# ENTRIES PROVIDED
═══

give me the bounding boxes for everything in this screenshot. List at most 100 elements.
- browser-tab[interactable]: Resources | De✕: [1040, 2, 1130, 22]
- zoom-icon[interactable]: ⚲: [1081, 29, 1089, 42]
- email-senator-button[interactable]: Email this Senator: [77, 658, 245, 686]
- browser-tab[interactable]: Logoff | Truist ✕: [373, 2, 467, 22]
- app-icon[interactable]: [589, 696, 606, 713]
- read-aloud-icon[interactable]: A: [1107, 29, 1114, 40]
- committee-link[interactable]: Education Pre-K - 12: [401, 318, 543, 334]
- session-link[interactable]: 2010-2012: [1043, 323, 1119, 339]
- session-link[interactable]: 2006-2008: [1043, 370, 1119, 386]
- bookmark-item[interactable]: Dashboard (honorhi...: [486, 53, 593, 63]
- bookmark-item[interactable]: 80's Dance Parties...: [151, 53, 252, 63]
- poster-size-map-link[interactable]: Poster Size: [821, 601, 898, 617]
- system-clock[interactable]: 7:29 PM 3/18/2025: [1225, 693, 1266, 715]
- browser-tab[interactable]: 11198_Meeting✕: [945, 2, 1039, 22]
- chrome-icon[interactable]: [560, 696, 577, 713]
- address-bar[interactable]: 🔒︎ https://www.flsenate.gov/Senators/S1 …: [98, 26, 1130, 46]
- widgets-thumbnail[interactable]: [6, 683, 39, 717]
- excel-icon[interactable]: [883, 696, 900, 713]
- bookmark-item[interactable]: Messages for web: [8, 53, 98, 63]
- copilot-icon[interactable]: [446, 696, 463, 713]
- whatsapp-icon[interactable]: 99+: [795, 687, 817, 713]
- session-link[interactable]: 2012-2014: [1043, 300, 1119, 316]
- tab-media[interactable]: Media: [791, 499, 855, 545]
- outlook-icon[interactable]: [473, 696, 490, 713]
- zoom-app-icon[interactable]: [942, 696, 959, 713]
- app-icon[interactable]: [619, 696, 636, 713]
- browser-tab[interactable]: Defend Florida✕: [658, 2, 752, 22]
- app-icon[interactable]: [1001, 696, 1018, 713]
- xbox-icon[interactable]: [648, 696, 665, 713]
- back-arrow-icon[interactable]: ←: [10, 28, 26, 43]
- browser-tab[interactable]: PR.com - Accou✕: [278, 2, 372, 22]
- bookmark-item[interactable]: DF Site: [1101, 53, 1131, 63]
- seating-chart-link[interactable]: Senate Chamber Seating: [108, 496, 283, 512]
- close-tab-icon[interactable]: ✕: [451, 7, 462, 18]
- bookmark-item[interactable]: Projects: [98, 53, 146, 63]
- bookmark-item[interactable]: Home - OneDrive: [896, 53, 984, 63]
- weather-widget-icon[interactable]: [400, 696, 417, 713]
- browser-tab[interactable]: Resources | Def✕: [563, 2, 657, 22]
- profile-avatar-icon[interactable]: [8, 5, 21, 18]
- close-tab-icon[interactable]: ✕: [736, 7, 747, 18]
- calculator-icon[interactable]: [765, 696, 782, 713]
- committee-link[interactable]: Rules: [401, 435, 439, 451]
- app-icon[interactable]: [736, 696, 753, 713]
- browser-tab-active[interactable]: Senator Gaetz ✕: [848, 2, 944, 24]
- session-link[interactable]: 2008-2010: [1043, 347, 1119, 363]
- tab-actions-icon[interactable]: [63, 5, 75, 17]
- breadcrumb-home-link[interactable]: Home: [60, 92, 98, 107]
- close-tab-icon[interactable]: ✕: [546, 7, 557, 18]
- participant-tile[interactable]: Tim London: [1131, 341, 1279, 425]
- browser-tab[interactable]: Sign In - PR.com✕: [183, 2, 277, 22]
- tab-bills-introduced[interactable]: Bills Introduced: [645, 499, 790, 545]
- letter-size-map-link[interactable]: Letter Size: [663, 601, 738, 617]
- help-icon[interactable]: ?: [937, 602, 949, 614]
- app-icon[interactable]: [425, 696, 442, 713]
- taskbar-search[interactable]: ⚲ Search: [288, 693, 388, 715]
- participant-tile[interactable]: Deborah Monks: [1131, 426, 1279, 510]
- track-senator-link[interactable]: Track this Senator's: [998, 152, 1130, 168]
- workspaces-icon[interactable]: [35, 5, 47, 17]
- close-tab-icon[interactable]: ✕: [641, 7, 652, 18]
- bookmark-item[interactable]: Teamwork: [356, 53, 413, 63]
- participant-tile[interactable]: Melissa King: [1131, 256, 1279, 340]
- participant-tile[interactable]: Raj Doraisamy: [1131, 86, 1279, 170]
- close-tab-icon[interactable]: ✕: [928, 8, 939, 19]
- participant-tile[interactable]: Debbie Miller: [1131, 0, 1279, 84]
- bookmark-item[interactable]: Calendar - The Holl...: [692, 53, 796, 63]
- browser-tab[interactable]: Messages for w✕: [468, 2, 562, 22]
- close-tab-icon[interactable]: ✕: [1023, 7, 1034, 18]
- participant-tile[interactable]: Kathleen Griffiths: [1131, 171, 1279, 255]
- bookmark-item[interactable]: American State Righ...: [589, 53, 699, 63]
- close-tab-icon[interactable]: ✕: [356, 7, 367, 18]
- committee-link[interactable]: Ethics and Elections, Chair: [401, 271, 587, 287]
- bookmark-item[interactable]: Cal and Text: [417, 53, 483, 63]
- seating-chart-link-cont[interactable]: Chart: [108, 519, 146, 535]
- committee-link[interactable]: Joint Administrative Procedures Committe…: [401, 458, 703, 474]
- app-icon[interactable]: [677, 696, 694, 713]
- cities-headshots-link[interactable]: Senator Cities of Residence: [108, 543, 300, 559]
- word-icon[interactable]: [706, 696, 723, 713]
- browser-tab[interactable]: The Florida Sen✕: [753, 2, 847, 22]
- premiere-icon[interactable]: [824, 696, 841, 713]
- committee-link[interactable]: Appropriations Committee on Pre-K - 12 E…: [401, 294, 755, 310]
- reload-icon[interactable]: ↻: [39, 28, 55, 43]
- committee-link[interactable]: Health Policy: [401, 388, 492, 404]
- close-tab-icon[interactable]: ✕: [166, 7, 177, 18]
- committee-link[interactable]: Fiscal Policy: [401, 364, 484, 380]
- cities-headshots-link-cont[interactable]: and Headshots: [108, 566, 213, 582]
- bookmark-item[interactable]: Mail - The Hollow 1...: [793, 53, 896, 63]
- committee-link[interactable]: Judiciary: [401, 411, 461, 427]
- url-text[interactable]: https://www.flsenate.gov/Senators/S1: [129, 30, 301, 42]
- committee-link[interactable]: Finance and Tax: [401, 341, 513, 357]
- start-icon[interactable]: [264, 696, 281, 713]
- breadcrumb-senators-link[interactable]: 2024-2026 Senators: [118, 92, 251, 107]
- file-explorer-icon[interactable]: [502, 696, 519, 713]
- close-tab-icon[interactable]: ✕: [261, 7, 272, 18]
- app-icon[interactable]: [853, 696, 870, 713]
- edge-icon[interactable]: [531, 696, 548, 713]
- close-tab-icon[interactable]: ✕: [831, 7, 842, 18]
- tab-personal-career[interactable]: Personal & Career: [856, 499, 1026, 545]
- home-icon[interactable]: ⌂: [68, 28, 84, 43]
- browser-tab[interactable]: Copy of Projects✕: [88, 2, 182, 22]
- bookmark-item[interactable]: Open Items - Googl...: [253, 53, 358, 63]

═══

# SET EXERCISE
Copy every line of the records above verbatim, without changing any character.

# WRITTEN ANSWER
give me the bounding boxes for everything in this screenshot. List at most 100 elements.
- browser-tab[interactable]: Resources | De✕: [1040, 2, 1130, 22]
- zoom-icon[interactable]: ⚲: [1081, 29, 1089, 42]
- email-senator-button[interactable]: Email this Senator: [77, 658, 245, 686]
- browser-tab[interactable]: Logoff | Truist ✕: [373, 2, 467, 22]
- app-icon[interactable]: [589, 696, 606, 713]
- read-aloud-icon[interactable]: A: [1107, 29, 1114, 40]
- committee-link[interactable]: Education Pre-K - 12: [401, 318, 543, 334]
- session-link[interactable]: 2010-2012: [1043, 323, 1119, 339]
- session-link[interactable]: 2006-2008: [1043, 370, 1119, 386]
- bookmark-item[interactable]: Dashboard (honorhi...: [486, 53, 593, 63]
- bookmark-item[interactable]: 80's Dance Parties...: [151, 53, 252, 63]
- poster-size-map-link[interactable]: Poster Size: [821, 601, 898, 617]
- system-clock[interactable]: 7:29 PM 3/18/2025: [1225, 693, 1266, 715]
- browser-tab[interactable]: 11198_Meeting✕: [945, 2, 1039, 22]
- chrome-icon[interactable]: [560, 696, 577, 713]
- address-bar[interactable]: 🔒︎ https://www.flsenate.gov/Senators/S1 …: [98, 26, 1130, 46]
- widgets-thumbnail[interactable]: [6, 683, 39, 717]
- excel-icon[interactable]: [883, 696, 900, 713]
- bookmark-item[interactable]: Messages for web: [8, 53, 98, 63]
- copilot-icon[interactable]: [446, 696, 463, 713]
- whatsapp-icon[interactable]: 99+: [795, 687, 817, 713]
- session-link[interactable]: 2012-2014: [1043, 300, 1119, 316]
- tab-media[interactable]: Media: [791, 499, 855, 545]
- outlook-icon[interactable]: [473, 696, 490, 713]
- zoom-app-icon[interactable]: [942, 696, 959, 713]
- app-icon[interactable]: [619, 696, 636, 713]
- browser-tab[interactable]: Defend Florida✕: [658, 2, 752, 22]
- app-icon[interactable]: [1001, 696, 1018, 713]
- xbox-icon[interactable]: [648, 696, 665, 713]
- back-arrow-icon[interactable]: ←: [10, 28, 26, 43]
- browser-tab[interactable]: PR.com - Accou✕: [278, 2, 372, 22]
- bookmark-item[interactable]: DF Site: [1101, 53, 1131, 63]
- seating-chart-link[interactable]: Senate Chamber Seating: [108, 496, 283, 512]
- close-tab-icon[interactable]: ✕: [451, 7, 462, 18]
- bookmark-item[interactable]: Projects: [98, 53, 146, 63]
- bookmark-item[interactable]: Home - OneDrive: [896, 53, 984, 63]
- weather-widget-icon[interactable]: [400, 696, 417, 713]
- browser-tab[interactable]: Resources | Def✕: [563, 2, 657, 22]
- profile-avatar-icon[interactable]: [8, 5, 21, 18]
- close-tab-icon[interactable]: ✕: [736, 7, 747, 18]
- calculator-icon[interactable]: [765, 696, 782, 713]
- committee-link[interactable]: Rules: [401, 435, 439, 451]
- app-icon[interactable]: [736, 696, 753, 713]
- browser-tab-active[interactable]: Senator Gaetz ✕: [848, 2, 944, 24]
- session-link[interactable]: 2008-2010: [1043, 347, 1119, 363]
- tab-actions-icon[interactable]: [63, 5, 75, 17]
- breadcrumb-home-link[interactable]: Home: [60, 92, 98, 107]
- close-tab-icon[interactable]: ✕: [546, 7, 557, 18]
- participant-tile[interactable]: Tim London: [1131, 341, 1279, 425]
- browser-tab[interactable]: Sign In - PR.com✕: [183, 2, 277, 22]
- tab-bills-introduced[interactable]: Bills Introduced: [645, 499, 790, 545]
- letter-size-map-link[interactable]: Letter Size: [663, 601, 738, 617]
- help-icon[interactable]: ?: [937, 602, 949, 614]
- app-icon[interactable]: [425, 696, 442, 713]
- taskbar-search[interactable]: ⚲ Search: [288, 693, 388, 715]
- participant-tile[interactable]: Deborah Monks: [1131, 426, 1279, 510]
- track-senator-link[interactable]: Track this Senator's: [998, 152, 1130, 168]
- workspaces-icon[interactable]: [35, 5, 47, 17]
- close-tab-icon[interactable]: ✕: [641, 7, 652, 18]
- bookmark-item[interactable]: Teamwork: [356, 53, 413, 63]
- participant-tile[interactable]: Melissa King: [1131, 256, 1279, 340]
- participant-tile[interactable]: Raj Doraisamy: [1131, 86, 1279, 170]
- close-tab-icon[interactable]: ✕: [928, 8, 939, 19]
- participant-tile[interactable]: Debbie Miller: [1131, 0, 1279, 84]
- bookmark-item[interactable]: Calendar - The Holl...: [692, 53, 796, 63]
- browser-tab[interactable]: Messages for w✕: [468, 2, 562, 22]
- close-tab-icon[interactable]: ✕: [1023, 7, 1034, 18]
- participant-tile[interactable]: Kathleen Griffiths: [1131, 171, 1279, 255]
- bookmark-item[interactable]: American State Righ...: [589, 53, 699, 63]
- close-tab-icon[interactable]: ✕: [356, 7, 367, 18]
- committee-link[interactable]: Ethics and Elections, Chair: [401, 271, 587, 287]
- bookmark-item[interactable]: Cal and Text: [417, 53, 483, 63]
- seating-chart-link-cont[interactable]: Chart: [108, 519, 146, 535]
- committee-link[interactable]: Joint Administrative Procedures Committe…: [401, 458, 703, 474]
- app-icon[interactable]: [677, 696, 694, 713]
- cities-headshots-link[interactable]: Senator Cities of Residence: [108, 543, 300, 559]
- word-icon[interactable]: [706, 696, 723, 713]
- browser-tab[interactable]: The Florida Sen✕: [753, 2, 847, 22]
- premiere-icon[interactable]: [824, 696, 841, 713]
- committee-link[interactable]: Appropriations Committee on Pre-K - 12 E…: [401, 294, 755, 310]
- reload-icon[interactable]: ↻: [39, 28, 55, 43]
- committee-link[interactable]: Health Policy: [401, 388, 492, 404]
- close-tab-icon[interactable]: ✕: [166, 7, 177, 18]
- committee-link[interactable]: Fiscal Policy: [401, 364, 484, 380]
- cities-headshots-link-cont[interactable]: and Headshots: [108, 566, 213, 582]
- bookmark-item[interactable]: Mail - The Hollow 1...: [793, 53, 896, 63]
- committee-link[interactable]: Judiciary: [401, 411, 461, 427]
- url-text[interactable]: https://www.flsenate.gov/Senators/S1: [129, 30, 301, 42]
- committee-link[interactable]: Finance and Tax: [401, 341, 513, 357]
- start-icon[interactable]: [264, 696, 281, 713]
- breadcrumb-senators-link[interactable]: 2024-2026 Senators: [118, 92, 251, 107]
- file-explorer-icon[interactable]: [502, 696, 519, 713]
- close-tab-icon[interactable]: ✕: [261, 7, 272, 18]
- app-icon[interactable]: [853, 696, 870, 713]
- edge-icon[interactable]: [531, 696, 548, 713]
- close-tab-icon[interactable]: ✕: [831, 7, 842, 18]
- tab-personal-career[interactable]: Personal & Career: [856, 499, 1026, 545]
- home-icon[interactable]: ⌂: [68, 28, 84, 43]
- browser-tab[interactable]: Copy of Projects✕: [88, 2, 182, 22]
- bookmark-item[interactable]: Open Items - Googl...: [253, 53, 358, 63]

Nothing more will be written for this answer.